* **What you have to do**
Give the number of lines below that contain the word "余数最大是", and nothing else.

Start of The data

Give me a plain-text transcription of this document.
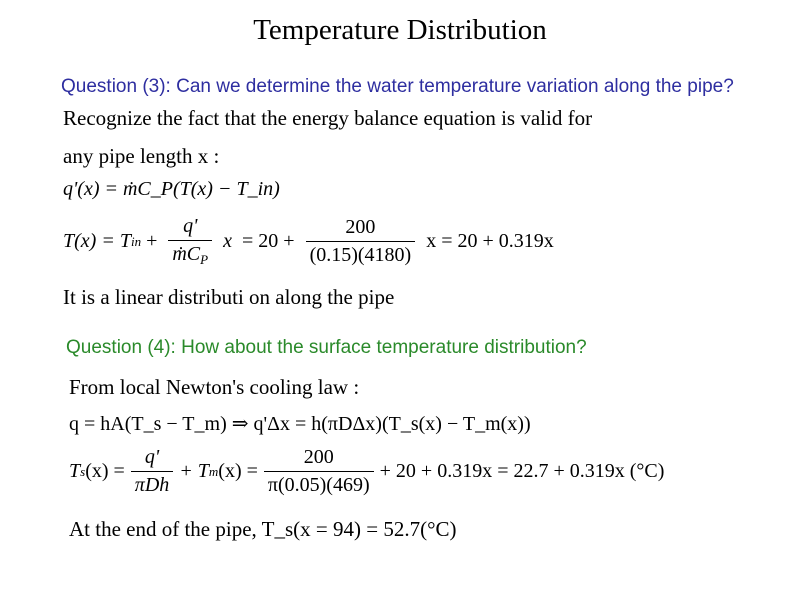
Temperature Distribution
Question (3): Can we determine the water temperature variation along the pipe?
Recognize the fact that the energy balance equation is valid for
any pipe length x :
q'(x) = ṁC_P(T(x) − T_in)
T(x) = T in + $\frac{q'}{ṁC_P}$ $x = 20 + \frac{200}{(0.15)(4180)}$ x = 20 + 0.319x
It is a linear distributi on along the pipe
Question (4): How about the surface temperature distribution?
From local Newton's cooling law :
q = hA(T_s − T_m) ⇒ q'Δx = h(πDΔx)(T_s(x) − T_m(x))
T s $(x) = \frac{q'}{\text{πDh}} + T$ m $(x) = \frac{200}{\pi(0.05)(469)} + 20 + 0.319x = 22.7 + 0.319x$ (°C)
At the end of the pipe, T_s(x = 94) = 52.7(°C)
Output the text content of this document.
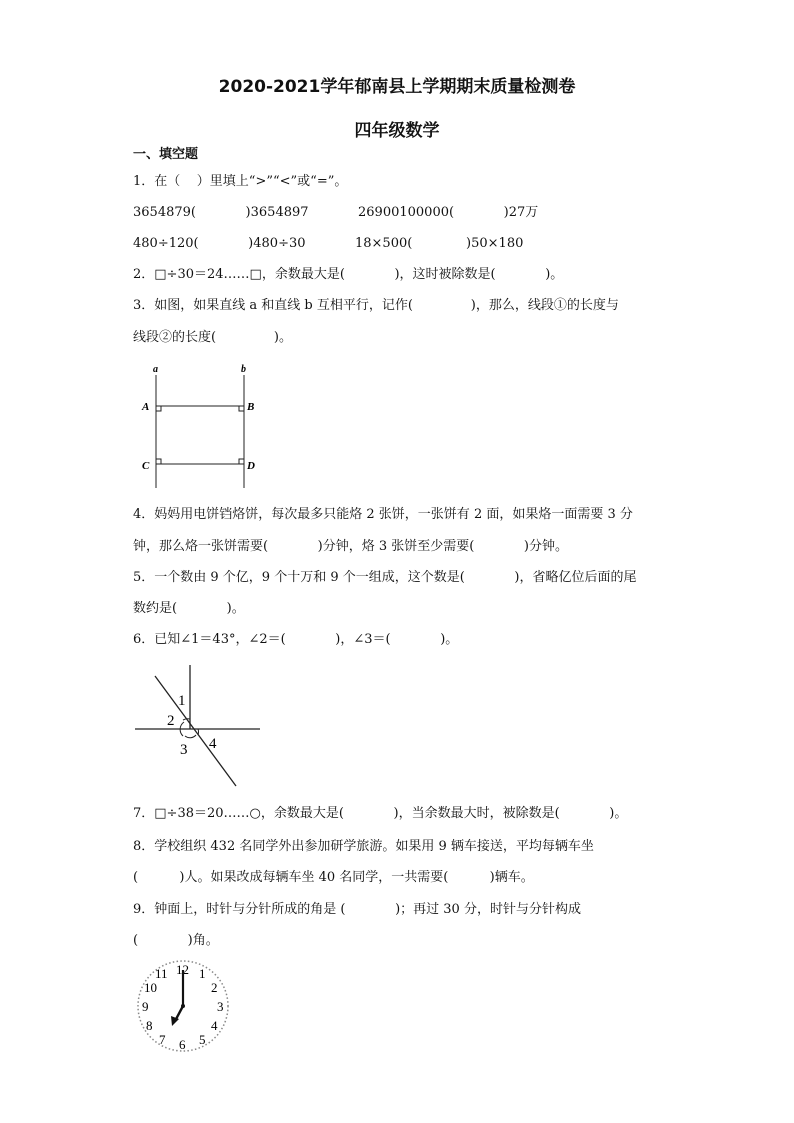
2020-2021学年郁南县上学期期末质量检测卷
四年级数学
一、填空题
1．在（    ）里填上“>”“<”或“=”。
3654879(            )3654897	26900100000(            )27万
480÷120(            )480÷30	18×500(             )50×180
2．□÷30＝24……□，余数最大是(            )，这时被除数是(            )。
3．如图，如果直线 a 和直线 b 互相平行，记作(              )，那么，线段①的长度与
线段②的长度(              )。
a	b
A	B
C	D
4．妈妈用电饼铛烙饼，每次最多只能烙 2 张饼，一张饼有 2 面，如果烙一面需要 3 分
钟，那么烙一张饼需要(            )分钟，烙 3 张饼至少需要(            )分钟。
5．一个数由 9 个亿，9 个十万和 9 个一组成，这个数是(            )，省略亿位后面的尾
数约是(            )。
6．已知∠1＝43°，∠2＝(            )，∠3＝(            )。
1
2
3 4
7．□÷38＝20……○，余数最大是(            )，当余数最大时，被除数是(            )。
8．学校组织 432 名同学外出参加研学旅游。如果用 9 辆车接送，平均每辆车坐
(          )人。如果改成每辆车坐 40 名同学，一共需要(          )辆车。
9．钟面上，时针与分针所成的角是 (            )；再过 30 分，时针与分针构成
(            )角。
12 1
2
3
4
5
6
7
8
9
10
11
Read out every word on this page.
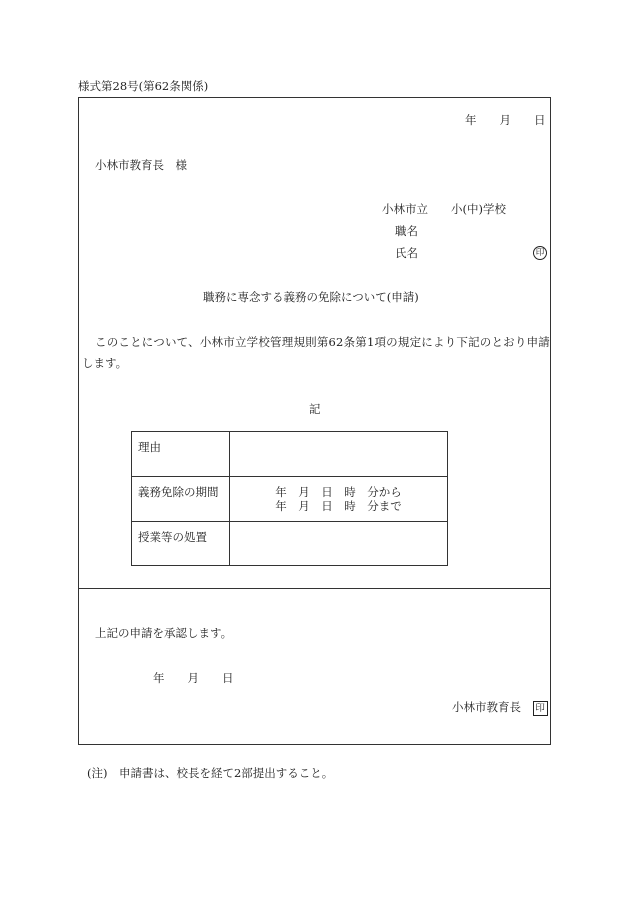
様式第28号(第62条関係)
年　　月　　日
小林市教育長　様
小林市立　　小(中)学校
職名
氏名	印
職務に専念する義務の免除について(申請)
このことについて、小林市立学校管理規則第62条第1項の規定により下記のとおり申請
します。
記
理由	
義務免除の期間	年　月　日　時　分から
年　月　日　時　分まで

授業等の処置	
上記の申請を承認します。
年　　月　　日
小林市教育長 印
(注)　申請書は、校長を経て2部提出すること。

End of The data

* **Task output**
2